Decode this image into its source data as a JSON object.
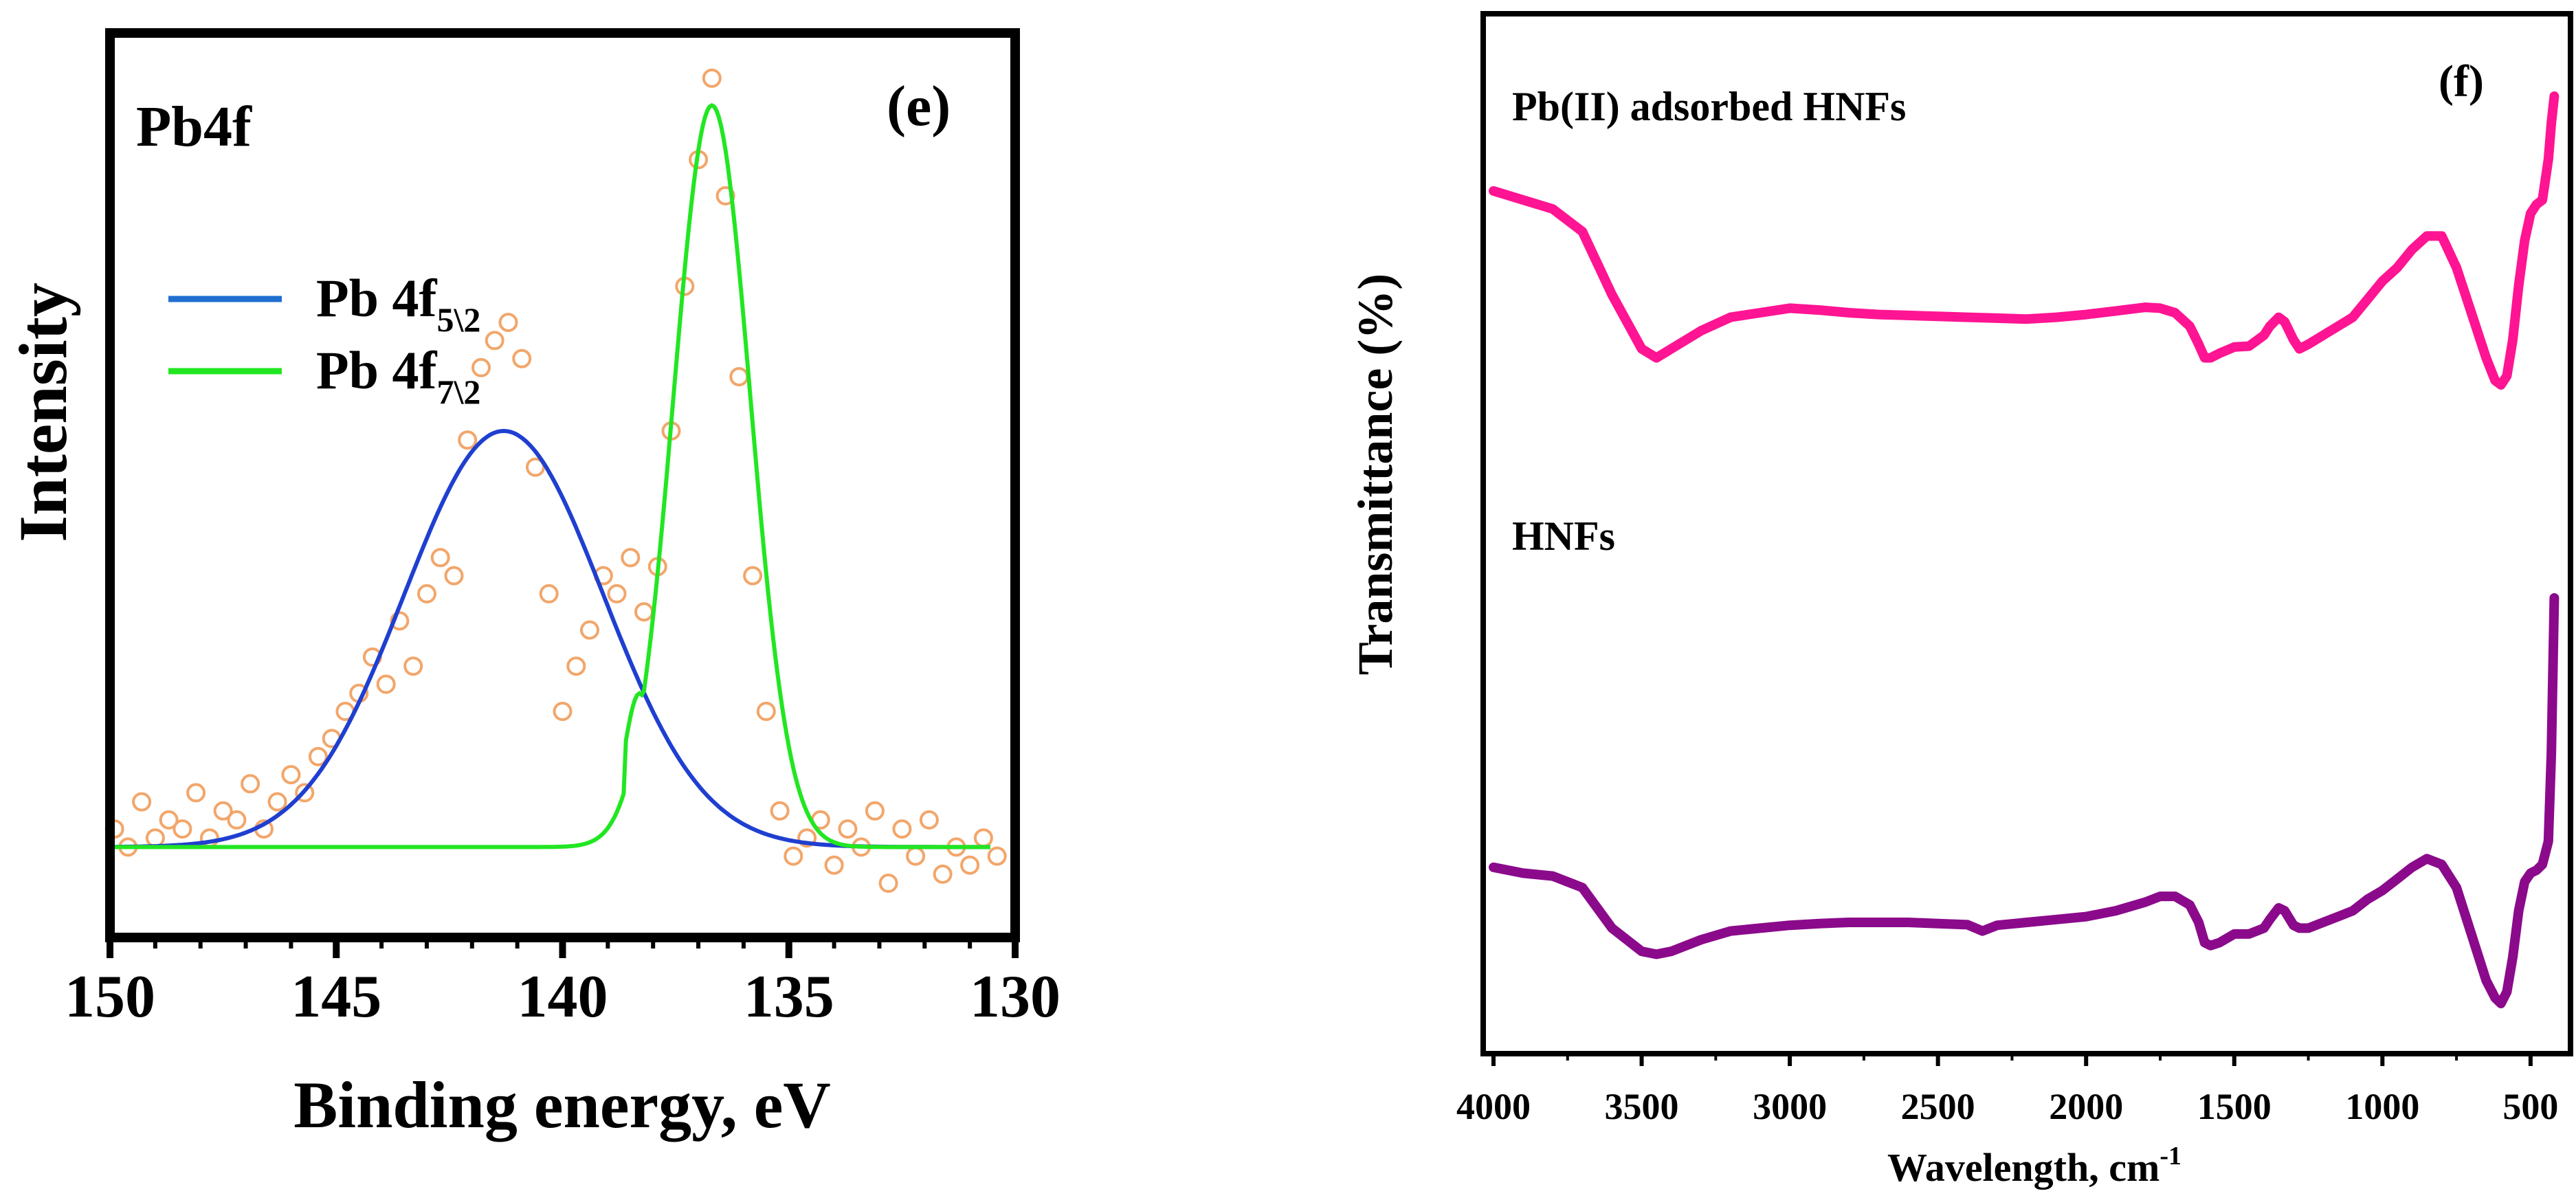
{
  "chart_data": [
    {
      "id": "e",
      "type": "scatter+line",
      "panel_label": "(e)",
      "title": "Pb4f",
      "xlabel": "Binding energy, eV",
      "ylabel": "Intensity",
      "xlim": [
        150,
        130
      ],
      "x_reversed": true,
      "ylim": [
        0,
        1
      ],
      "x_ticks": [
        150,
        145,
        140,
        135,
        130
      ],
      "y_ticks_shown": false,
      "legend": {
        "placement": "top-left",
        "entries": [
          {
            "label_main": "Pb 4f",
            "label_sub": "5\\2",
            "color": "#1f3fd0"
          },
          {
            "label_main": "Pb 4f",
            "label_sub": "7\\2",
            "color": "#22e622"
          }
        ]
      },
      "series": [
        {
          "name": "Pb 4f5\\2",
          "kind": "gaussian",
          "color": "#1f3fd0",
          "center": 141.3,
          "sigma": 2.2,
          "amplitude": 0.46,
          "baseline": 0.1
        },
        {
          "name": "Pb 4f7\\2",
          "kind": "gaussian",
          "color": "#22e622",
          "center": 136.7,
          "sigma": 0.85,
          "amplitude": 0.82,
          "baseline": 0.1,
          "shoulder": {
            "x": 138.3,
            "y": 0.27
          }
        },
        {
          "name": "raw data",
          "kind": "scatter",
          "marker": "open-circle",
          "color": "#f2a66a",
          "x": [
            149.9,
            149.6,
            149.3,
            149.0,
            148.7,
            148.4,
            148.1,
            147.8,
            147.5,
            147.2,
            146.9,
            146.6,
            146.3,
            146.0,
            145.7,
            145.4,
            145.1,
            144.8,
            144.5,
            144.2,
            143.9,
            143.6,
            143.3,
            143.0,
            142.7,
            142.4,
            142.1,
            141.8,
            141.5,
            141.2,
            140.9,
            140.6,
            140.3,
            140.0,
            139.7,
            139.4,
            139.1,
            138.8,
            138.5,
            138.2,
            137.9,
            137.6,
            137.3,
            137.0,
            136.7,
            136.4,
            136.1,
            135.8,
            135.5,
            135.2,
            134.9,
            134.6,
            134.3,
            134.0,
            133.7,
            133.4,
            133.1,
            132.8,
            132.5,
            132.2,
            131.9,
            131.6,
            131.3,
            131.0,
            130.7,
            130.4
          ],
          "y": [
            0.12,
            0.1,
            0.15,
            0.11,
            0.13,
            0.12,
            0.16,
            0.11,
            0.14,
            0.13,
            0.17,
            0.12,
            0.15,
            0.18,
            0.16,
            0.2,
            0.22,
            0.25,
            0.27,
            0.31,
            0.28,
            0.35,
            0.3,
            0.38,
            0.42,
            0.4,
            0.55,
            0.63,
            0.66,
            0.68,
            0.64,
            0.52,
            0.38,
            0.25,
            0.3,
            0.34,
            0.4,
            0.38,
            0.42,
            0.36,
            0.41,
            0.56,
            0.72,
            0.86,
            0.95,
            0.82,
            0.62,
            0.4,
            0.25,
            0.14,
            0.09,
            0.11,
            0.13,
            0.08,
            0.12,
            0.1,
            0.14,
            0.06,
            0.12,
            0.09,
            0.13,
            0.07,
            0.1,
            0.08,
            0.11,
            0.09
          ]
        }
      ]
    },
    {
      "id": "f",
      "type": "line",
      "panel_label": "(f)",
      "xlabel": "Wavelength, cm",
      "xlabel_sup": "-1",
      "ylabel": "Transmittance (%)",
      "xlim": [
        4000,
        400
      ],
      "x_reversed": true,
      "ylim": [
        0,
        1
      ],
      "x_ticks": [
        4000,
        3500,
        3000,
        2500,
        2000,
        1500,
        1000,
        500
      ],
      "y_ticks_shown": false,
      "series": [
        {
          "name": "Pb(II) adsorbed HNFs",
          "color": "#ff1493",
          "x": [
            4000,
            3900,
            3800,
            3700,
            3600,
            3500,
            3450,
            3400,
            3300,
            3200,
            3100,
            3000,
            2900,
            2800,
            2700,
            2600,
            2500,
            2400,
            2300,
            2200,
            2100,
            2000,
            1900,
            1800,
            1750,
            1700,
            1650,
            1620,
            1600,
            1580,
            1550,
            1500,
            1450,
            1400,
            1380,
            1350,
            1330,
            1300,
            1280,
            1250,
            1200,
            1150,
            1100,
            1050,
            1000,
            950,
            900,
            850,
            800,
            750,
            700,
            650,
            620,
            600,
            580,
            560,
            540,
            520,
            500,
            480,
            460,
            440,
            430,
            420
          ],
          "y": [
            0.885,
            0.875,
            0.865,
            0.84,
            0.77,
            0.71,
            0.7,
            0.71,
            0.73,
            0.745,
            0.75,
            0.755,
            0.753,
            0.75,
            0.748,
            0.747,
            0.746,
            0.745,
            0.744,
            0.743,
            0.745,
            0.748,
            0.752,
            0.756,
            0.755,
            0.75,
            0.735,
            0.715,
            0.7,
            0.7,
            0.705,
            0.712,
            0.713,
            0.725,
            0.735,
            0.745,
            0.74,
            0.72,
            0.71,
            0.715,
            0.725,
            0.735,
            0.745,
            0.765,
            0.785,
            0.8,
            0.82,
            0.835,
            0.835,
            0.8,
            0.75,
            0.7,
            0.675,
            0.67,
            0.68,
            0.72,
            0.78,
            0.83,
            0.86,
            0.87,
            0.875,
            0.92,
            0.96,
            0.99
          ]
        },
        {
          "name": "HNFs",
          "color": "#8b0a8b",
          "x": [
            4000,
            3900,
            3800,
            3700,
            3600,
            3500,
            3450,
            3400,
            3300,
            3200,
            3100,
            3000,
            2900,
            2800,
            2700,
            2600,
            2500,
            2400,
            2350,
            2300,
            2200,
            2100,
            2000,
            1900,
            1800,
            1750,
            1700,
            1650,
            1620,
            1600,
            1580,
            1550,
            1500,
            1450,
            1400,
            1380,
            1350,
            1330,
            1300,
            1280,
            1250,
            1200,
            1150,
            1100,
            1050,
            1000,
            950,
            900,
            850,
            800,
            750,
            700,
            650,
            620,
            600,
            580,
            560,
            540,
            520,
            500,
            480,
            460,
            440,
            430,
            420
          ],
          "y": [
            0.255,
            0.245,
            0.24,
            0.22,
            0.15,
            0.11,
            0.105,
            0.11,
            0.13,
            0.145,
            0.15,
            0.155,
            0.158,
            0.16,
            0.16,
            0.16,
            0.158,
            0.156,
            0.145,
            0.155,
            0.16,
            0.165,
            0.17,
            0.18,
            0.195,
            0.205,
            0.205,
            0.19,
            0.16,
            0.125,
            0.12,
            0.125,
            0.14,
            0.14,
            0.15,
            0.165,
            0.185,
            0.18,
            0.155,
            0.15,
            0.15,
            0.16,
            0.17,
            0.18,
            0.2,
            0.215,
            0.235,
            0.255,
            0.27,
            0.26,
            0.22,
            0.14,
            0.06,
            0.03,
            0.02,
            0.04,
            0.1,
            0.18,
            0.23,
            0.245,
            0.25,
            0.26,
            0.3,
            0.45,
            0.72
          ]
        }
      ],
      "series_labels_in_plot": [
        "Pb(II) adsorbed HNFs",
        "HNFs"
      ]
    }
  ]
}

---*---

Exercise brief: Can you repeat every record above exactly, apart from the pictures?

The solution:
Decode this image into its source data as a JSON object.
{
  "chart_data": [
    {
      "id": "e",
      "type": "scatter+line",
      "panel_label": "(e)",
      "title": "Pb4f",
      "xlabel": "Binding energy, eV",
      "ylabel": "Intensity",
      "xlim": [
        150,
        130
      ],
      "x_reversed": true,
      "ylim": [
        0,
        1
      ],
      "x_ticks": [
        150,
        145,
        140,
        135,
        130
      ],
      "y_ticks_shown": false,
      "legend": {
        "placement": "top-left",
        "entries": [
          {
            "label_main": "Pb 4f",
            "label_sub": "5\\2",
            "color": "#1f3fd0"
          },
          {
            "label_main": "Pb 4f",
            "label_sub": "7\\2",
            "color": "#22e622"
          }
        ]
      },
      "series": [
        {
          "name": "Pb 4f5\\2",
          "kind": "gaussian",
          "color": "#1f3fd0",
          "center": 141.3,
          "sigma": 2.2,
          "amplitude": 0.46,
          "baseline": 0.1
        },
        {
          "name": "Pb 4f7\\2",
          "kind": "gaussian",
          "color": "#22e622",
          "center": 136.7,
          "sigma": 0.85,
          "amplitude": 0.82,
          "baseline": 0.1,
          "shoulder": {
            "x": 138.3,
            "y": 0.27
          }
        },
        {
          "name": "raw data",
          "kind": "scatter",
          "marker": "open-circle",
          "color": "#f2a66a",
          "x": [
            149.9,
            149.6,
            149.3,
            149.0,
            148.7,
            148.4,
            148.1,
            147.8,
            147.5,
            147.2,
            146.9,
            146.6,
            146.3,
            146.0,
            145.7,
            145.4,
            145.1,
            144.8,
            144.5,
            144.2,
            143.9,
            143.6,
            143.3,
            143.0,
            142.7,
            142.4,
            142.1,
            141.8,
            141.5,
            141.2,
            140.9,
            140.6,
            140.3,
            140.0,
            139.7,
            139.4,
            139.1,
            138.8,
            138.5,
            138.2,
            137.9,
            137.6,
            137.3,
            137.0,
            136.7,
            136.4,
            136.1,
            135.8,
            135.5,
            135.2,
            134.9,
            134.6,
            134.3,
            134.0,
            133.7,
            133.4,
            133.1,
            132.8,
            132.5,
            132.2,
            131.9,
            131.6,
            131.3,
            131.0,
            130.7,
            130.4
          ],
          "y": [
            0.12,
            0.1,
            0.15,
            0.11,
            0.13,
            0.12,
            0.16,
            0.11,
            0.14,
            0.13,
            0.17,
            0.12,
            0.15,
            0.18,
            0.16,
            0.2,
            0.22,
            0.25,
            0.27,
            0.31,
            0.28,
            0.35,
            0.3,
            0.38,
            0.42,
            0.4,
            0.55,
            0.63,
            0.66,
            0.68,
            0.64,
            0.52,
            0.38,
            0.25,
            0.3,
            0.34,
            0.4,
            0.38,
            0.42,
            0.36,
            0.41,
            0.56,
            0.72,
            0.86,
            0.95,
            0.82,
            0.62,
            0.4,
            0.25,
            0.14,
            0.09,
            0.11,
            0.13,
            0.08,
            0.12,
            0.1,
            0.14,
            0.06,
            0.12,
            0.09,
            0.13,
            0.07,
            0.1,
            0.08,
            0.11,
            0.09
          ]
        }
      ]
    },
    {
      "id": "f",
      "type": "line",
      "panel_label": "(f)",
      "xlabel": "Wavelength, cm",
      "xlabel_sup": "-1",
      "ylabel": "Transmittance (%)",
      "xlim": [
        4000,
        400
      ],
      "x_reversed": true,
      "ylim": [
        0,
        1
      ],
      "x_ticks": [
        4000,
        3500,
        3000,
        2500,
        2000,
        1500,
        1000,
        500
      ],
      "y_ticks_shown": false,
      "series": [
        {
          "name": "Pb(II) adsorbed HNFs",
          "color": "#ff1493",
          "x": [
            4000,
            3900,
            3800,
            3700,
            3600,
            3500,
            3450,
            3400,
            3300,
            3200,
            3100,
            3000,
            2900,
            2800,
            2700,
            2600,
            2500,
            2400,
            2300,
            2200,
            2100,
            2000,
            1900,
            1800,
            1750,
            1700,
            1650,
            1620,
            1600,
            1580,
            1550,
            1500,
            1450,
            1400,
            1380,
            1350,
            1330,
            1300,
            1280,
            1250,
            1200,
            1150,
            1100,
            1050,
            1000,
            950,
            900,
            850,
            800,
            750,
            700,
            650,
            620,
            600,
            580,
            560,
            540,
            520,
            500,
            480,
            460,
            440,
            430,
            420
          ],
          "y": [
            0.885,
            0.875,
            0.865,
            0.84,
            0.77,
            0.71,
            0.7,
            0.71,
            0.73,
            0.745,
            0.75,
            0.755,
            0.753,
            0.75,
            0.748,
            0.747,
            0.746,
            0.745,
            0.744,
            0.743,
            0.745,
            0.748,
            0.752,
            0.756,
            0.755,
            0.75,
            0.735,
            0.715,
            0.7,
            0.7,
            0.705,
            0.712,
            0.713,
            0.725,
            0.735,
            0.745,
            0.74,
            0.72,
            0.71,
            0.715,
            0.725,
            0.735,
            0.745,
            0.765,
            0.785,
            0.8,
            0.82,
            0.835,
            0.835,
            0.8,
            0.75,
            0.7,
            0.675,
            0.67,
            0.68,
            0.72,
            0.78,
            0.83,
            0.86,
            0.87,
            0.875,
            0.92,
            0.96,
            0.99
          ]
        },
        {
          "name": "HNFs",
          "color": "#8b0a8b",
          "x": [
            4000,
            3900,
            3800,
            3700,
            3600,
            3500,
            3450,
            3400,
            3300,
            3200,
            3100,
            3000,
            2900,
            2800,
            2700,
            2600,
            2500,
            2400,
            2350,
            2300,
            2200,
            2100,
            2000,
            1900,
            1800,
            1750,
            1700,
            1650,
            1620,
            1600,
            1580,
            1550,
            1500,
            1450,
            1400,
            1380,
            1350,
            1330,
            1300,
            1280,
            1250,
            1200,
            1150,
            1100,
            1050,
            1000,
            950,
            900,
            850,
            800,
            750,
            700,
            650,
            620,
            600,
            580,
            560,
            540,
            520,
            500,
            480,
            460,
            440,
            430,
            420
          ],
          "y": [
            0.255,
            0.245,
            0.24,
            0.22,
            0.15,
            0.11,
            0.105,
            0.11,
            0.13,
            0.145,
            0.15,
            0.155,
            0.158,
            0.16,
            0.16,
            0.16,
            0.158,
            0.156,
            0.145,
            0.155,
            0.16,
            0.165,
            0.17,
            0.18,
            0.195,
            0.205,
            0.205,
            0.19,
            0.16,
            0.125,
            0.12,
            0.125,
            0.14,
            0.14,
            0.15,
            0.165,
            0.185,
            0.18,
            0.155,
            0.15,
            0.15,
            0.16,
            0.17,
            0.18,
            0.2,
            0.215,
            0.235,
            0.255,
            0.27,
            0.26,
            0.22,
            0.14,
            0.06,
            0.03,
            0.02,
            0.04,
            0.1,
            0.18,
            0.23,
            0.245,
            0.25,
            0.26,
            0.3,
            0.45,
            0.72
          ]
        }
      ],
      "series_labels_in_plot": [
        "Pb(II) adsorbed HNFs",
        "HNFs"
      ]
    }
  ]
}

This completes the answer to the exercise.